— Problem details —
Wherever the string "Treasury" occurs in a line of these records, report that line.

----- Data supplied

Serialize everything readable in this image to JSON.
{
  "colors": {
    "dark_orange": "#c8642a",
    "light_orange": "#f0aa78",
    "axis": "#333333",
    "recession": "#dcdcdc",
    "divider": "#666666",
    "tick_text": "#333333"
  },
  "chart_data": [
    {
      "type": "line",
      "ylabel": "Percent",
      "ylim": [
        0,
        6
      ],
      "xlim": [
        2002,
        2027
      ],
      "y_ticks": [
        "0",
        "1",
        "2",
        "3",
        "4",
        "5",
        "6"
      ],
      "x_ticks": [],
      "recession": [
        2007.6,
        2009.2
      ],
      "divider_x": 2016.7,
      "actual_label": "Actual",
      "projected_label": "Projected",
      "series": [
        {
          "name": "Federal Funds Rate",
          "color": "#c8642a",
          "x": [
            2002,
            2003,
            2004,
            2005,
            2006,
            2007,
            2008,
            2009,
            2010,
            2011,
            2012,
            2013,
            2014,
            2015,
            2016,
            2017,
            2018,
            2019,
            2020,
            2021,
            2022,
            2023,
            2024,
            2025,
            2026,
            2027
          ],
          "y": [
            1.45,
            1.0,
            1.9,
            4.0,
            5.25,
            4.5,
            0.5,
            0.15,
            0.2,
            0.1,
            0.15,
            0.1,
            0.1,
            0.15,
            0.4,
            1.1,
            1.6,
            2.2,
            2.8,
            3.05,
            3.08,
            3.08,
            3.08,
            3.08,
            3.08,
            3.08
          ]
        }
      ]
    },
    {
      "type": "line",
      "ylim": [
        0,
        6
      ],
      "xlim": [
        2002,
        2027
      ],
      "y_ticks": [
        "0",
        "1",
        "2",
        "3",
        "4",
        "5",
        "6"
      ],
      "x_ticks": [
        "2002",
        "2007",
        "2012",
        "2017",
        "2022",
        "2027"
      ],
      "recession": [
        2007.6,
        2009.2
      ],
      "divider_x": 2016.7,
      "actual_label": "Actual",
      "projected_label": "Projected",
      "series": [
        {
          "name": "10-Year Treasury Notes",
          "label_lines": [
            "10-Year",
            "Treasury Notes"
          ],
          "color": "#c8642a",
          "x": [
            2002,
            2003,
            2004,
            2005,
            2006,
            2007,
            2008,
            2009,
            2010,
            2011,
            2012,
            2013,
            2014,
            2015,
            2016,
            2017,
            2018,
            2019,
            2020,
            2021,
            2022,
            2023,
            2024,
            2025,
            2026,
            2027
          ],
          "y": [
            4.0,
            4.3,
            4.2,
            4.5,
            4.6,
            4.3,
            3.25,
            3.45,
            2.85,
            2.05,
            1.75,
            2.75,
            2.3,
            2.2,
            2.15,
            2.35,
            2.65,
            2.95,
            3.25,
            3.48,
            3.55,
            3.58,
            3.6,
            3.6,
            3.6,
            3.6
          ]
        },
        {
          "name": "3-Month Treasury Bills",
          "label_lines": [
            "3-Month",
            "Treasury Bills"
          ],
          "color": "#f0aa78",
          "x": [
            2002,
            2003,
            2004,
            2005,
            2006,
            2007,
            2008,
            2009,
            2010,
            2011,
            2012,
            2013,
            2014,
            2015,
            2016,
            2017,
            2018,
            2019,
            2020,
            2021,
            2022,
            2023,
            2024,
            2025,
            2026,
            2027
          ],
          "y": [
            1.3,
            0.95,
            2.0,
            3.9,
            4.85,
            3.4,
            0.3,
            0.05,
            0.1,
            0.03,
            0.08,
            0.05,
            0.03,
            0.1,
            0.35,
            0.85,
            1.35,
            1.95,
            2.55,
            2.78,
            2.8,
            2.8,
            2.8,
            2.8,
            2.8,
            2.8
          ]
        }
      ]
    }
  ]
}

----------

— Response to this exercise —
          "name": "10-Year Treasury Notes",
            "Treasury Notes"
          "name": "3-Month Treasury Bills",
            "Treasury Bills"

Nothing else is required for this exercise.